Recorded data:
:::::

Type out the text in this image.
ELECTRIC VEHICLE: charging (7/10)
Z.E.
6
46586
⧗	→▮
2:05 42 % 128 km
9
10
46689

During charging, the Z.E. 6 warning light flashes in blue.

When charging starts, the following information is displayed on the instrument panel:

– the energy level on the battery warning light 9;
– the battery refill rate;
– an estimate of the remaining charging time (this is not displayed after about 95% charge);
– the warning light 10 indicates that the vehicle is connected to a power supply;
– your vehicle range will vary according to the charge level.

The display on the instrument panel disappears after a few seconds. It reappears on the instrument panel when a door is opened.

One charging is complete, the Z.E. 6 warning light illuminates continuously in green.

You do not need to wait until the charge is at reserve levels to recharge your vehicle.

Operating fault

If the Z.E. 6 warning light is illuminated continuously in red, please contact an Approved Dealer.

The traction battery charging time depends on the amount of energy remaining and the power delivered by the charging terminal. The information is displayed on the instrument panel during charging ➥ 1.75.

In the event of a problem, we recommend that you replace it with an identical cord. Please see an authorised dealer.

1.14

:::::

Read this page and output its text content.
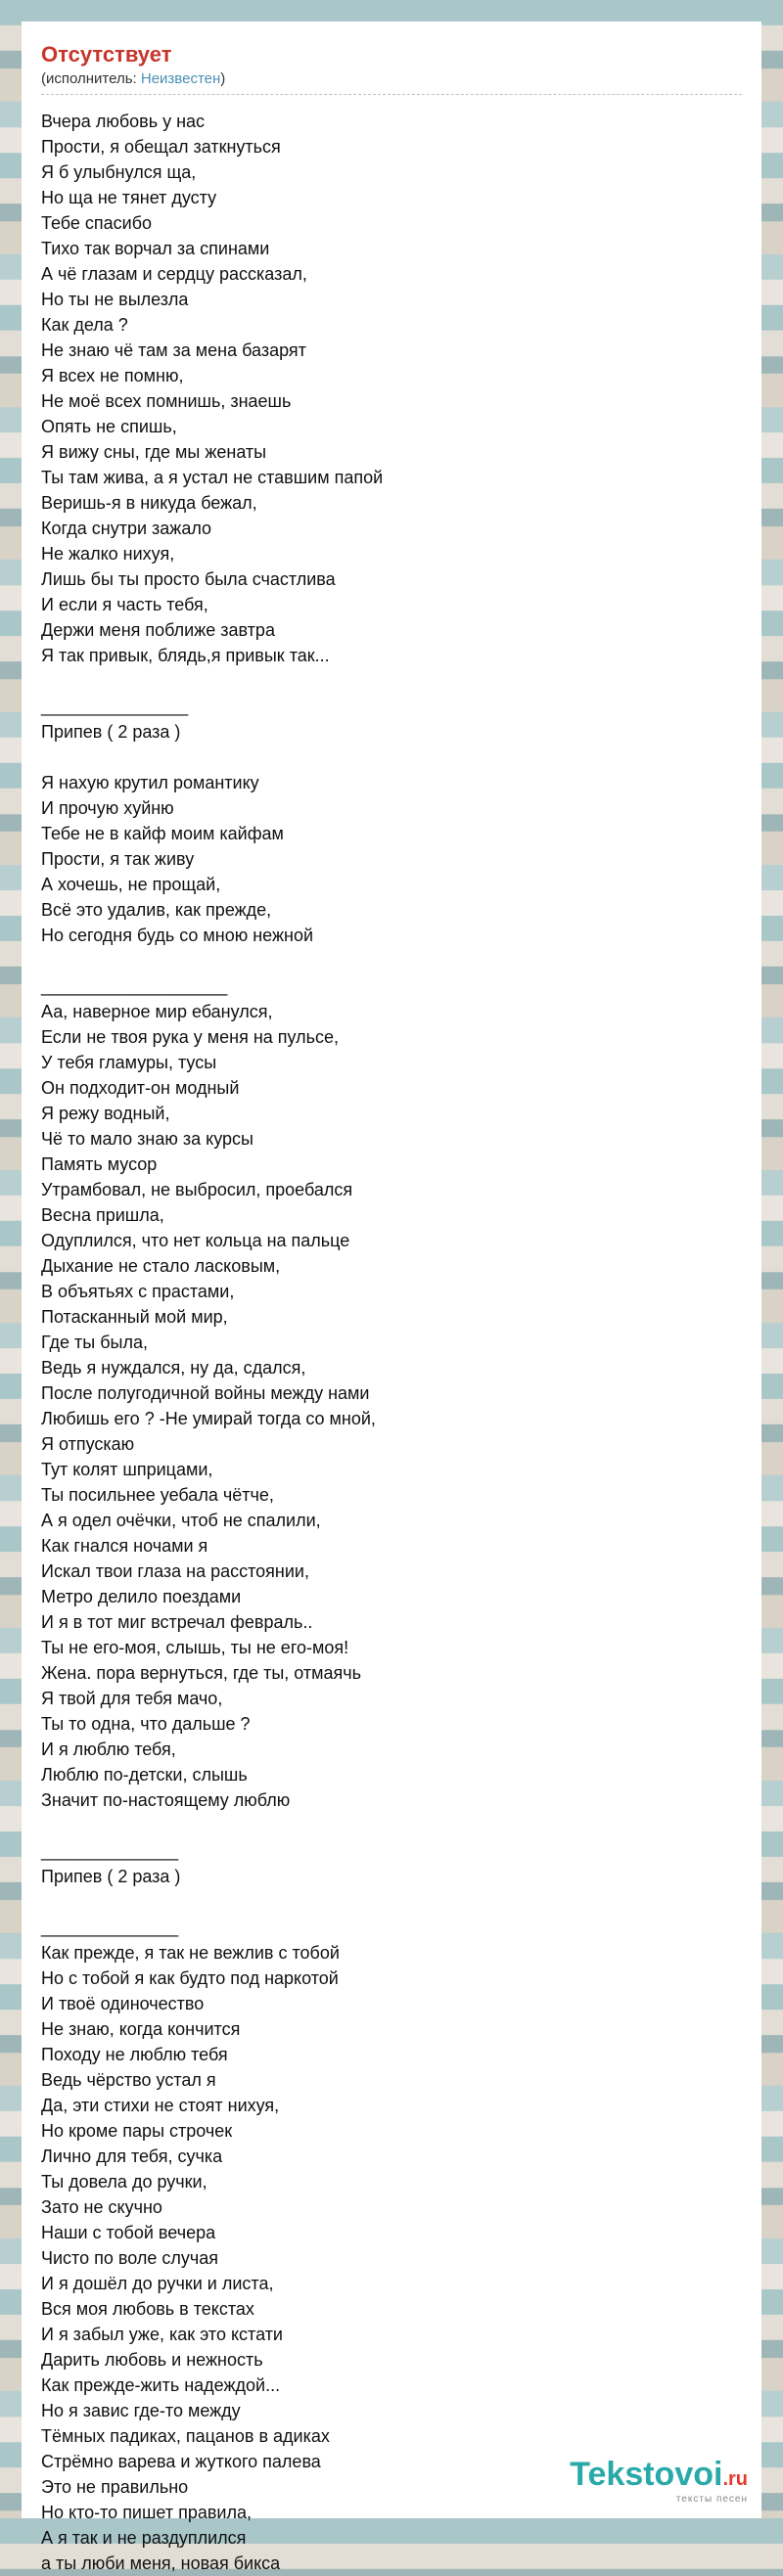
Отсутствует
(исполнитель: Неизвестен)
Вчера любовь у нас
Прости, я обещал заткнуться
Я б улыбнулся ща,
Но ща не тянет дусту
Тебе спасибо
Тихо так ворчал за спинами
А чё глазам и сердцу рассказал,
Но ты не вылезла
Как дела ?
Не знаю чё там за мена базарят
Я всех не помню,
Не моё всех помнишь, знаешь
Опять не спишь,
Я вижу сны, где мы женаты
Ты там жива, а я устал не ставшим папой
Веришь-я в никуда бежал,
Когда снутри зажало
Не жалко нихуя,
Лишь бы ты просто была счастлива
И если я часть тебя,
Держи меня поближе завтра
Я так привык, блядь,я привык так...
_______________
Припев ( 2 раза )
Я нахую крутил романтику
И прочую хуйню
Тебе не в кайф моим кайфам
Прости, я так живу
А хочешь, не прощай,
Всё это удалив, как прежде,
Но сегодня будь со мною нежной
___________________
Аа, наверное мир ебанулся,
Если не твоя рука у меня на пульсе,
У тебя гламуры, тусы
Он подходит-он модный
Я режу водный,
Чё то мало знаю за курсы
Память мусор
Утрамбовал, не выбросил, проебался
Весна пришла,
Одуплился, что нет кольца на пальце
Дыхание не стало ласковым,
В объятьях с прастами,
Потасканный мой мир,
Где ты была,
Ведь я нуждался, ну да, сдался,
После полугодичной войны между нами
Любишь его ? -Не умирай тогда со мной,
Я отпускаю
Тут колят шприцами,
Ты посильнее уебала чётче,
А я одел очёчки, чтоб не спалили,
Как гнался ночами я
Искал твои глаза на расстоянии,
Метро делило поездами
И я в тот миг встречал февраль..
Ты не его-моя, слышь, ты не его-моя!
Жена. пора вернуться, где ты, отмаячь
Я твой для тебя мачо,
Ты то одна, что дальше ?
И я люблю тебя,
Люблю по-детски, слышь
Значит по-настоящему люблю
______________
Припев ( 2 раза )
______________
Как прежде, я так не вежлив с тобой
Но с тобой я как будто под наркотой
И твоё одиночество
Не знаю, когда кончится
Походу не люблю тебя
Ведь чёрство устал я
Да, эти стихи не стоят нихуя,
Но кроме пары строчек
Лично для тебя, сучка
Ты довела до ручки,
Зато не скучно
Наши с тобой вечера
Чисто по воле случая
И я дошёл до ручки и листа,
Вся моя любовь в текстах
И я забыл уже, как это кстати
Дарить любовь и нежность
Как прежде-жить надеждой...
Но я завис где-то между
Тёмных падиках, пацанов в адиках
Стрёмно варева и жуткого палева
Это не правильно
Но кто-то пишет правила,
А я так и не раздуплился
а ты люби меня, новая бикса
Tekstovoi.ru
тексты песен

:::::

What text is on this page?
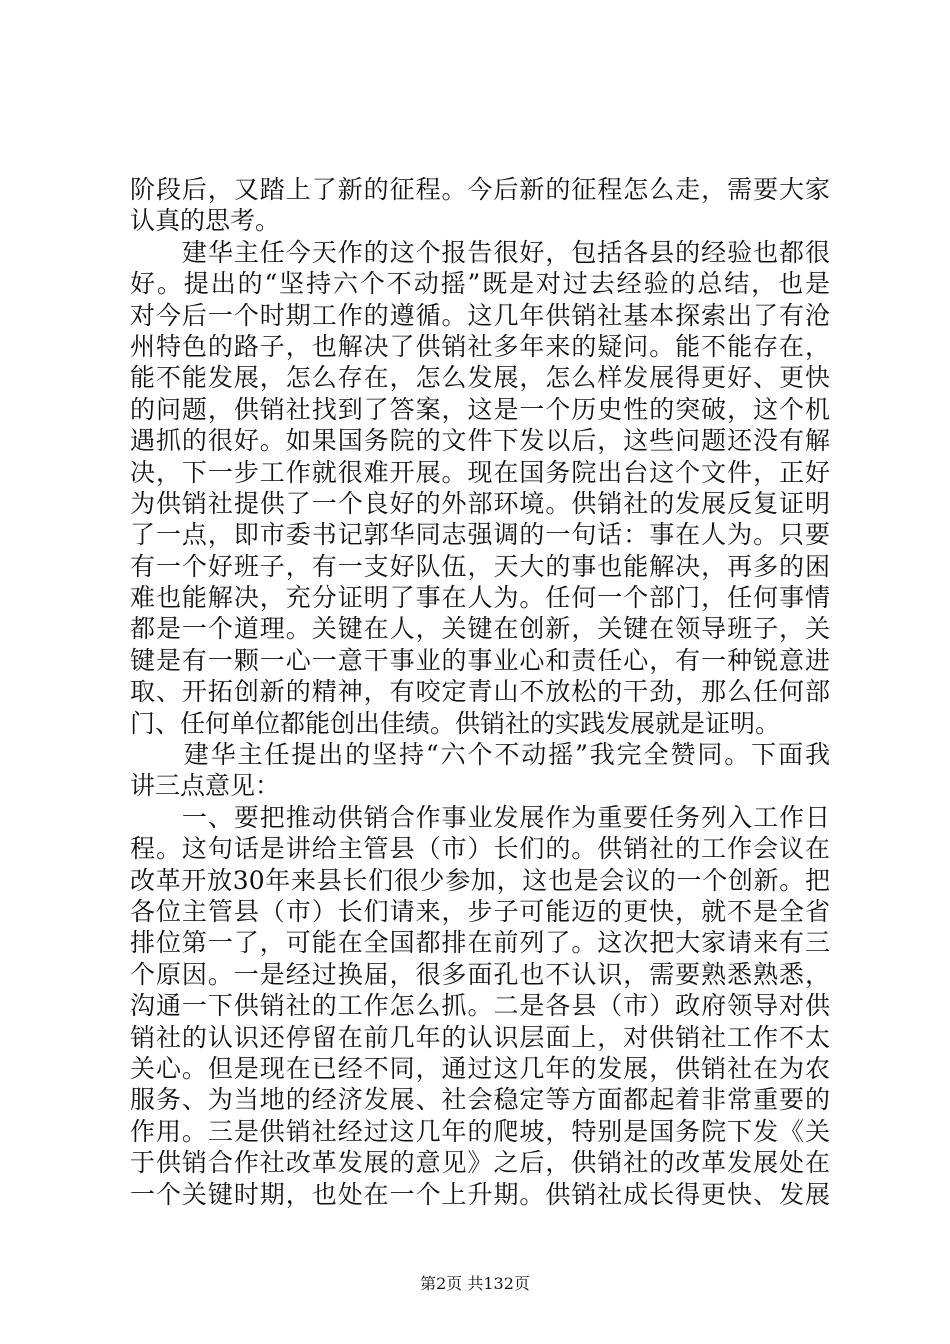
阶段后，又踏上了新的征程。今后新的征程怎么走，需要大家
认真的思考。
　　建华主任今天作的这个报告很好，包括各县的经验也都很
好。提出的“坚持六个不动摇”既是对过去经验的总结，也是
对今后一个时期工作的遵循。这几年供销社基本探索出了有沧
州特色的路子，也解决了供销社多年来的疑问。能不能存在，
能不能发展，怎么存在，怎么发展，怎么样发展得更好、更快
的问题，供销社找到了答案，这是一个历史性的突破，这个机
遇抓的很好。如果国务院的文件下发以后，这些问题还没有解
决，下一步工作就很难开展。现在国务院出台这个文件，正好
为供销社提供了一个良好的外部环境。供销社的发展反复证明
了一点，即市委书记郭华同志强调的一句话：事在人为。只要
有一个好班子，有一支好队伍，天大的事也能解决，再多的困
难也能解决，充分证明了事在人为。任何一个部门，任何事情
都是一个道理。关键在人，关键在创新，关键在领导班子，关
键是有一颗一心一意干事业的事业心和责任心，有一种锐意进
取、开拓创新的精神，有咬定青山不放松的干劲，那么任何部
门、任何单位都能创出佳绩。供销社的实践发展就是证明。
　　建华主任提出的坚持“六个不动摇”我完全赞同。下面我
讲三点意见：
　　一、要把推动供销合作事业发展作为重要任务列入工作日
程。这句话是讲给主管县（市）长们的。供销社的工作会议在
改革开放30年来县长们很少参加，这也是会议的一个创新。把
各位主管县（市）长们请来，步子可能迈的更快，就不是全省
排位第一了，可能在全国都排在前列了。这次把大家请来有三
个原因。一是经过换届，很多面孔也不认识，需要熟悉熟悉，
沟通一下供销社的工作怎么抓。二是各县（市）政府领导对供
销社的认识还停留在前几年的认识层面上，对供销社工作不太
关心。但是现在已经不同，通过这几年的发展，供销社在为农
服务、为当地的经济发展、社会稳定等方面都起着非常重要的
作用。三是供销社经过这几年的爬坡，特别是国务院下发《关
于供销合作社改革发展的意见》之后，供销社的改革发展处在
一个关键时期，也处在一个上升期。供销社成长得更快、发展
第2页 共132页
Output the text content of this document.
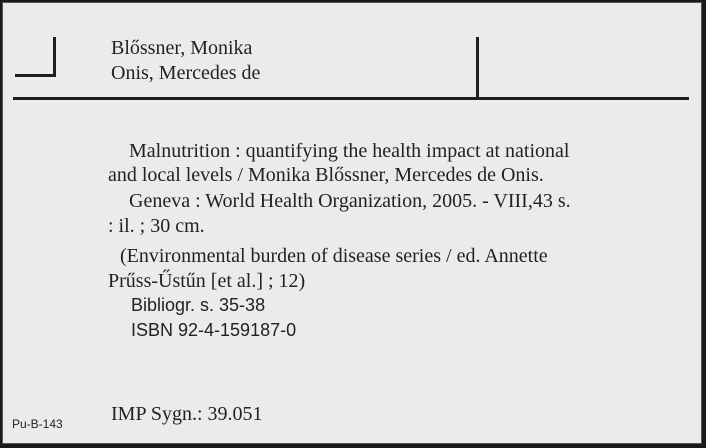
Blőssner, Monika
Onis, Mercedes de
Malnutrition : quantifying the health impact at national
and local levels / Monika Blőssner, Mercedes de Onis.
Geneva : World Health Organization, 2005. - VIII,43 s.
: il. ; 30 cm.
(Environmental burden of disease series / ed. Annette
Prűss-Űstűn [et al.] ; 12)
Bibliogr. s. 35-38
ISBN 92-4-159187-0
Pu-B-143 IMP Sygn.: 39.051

:::::

From the entries, copy out each line containing the word "между".

▶ Worked solution:
После полугодичной войны между нами
Но я завис где-то между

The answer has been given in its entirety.